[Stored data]
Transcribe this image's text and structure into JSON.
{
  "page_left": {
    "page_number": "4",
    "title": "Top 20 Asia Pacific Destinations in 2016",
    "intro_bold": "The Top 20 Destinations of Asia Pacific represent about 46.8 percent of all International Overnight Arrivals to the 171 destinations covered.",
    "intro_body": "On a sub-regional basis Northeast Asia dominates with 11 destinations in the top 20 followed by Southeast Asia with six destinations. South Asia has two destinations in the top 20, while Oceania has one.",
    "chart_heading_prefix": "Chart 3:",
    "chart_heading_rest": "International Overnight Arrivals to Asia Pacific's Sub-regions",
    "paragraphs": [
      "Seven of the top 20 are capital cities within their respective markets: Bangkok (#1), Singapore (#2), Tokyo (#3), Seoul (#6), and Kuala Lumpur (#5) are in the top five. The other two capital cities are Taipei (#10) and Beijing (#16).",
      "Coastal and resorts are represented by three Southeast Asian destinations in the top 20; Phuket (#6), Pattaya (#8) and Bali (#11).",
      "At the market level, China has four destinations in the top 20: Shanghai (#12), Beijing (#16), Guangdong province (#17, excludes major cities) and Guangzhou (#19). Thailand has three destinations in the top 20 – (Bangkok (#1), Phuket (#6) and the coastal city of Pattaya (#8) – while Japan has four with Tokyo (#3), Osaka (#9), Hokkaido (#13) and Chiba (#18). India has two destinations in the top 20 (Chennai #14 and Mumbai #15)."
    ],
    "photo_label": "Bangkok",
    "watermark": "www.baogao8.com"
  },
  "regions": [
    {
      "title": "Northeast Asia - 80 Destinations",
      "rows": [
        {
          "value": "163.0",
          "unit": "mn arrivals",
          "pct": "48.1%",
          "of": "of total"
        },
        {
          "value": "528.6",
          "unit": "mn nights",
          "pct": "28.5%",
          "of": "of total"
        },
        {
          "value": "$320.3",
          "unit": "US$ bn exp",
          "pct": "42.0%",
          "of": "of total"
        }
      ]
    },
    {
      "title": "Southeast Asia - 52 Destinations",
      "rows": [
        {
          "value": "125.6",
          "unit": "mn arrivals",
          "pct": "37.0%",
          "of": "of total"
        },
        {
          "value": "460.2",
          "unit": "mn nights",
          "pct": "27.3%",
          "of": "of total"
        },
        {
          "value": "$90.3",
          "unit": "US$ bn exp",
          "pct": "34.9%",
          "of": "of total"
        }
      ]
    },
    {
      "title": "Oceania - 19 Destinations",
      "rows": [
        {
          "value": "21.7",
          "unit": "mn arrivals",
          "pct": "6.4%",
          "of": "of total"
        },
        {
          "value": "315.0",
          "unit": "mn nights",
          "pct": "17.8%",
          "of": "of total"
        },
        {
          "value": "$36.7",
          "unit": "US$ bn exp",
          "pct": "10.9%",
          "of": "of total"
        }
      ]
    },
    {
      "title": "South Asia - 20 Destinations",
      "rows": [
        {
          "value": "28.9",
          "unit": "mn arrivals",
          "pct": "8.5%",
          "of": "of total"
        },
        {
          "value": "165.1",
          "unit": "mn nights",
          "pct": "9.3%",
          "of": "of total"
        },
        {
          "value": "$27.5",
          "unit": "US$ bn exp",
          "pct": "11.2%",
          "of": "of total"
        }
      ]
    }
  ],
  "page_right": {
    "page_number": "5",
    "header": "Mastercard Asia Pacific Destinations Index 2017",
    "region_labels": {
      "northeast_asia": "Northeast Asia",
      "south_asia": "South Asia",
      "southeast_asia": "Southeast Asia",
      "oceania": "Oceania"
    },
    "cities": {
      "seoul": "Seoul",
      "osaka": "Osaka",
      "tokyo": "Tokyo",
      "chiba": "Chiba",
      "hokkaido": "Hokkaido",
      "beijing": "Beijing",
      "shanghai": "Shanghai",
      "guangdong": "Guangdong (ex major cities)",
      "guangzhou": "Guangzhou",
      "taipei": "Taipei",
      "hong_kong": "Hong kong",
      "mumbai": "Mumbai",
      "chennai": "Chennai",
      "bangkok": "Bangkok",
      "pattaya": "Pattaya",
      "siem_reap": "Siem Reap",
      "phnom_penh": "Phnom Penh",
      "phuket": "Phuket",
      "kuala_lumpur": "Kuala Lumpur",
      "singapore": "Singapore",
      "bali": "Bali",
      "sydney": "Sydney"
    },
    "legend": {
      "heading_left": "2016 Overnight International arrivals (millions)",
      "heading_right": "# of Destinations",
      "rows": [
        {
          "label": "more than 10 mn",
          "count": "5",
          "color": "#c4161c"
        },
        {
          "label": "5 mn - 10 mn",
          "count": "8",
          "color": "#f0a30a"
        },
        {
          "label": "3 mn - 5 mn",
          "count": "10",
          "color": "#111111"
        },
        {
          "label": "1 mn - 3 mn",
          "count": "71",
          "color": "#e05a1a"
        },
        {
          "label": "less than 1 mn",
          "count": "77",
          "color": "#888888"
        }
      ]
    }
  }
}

* **Stated problem**:
Write only the number of lines in the data above that include "Bangkok".

* **In response**:
4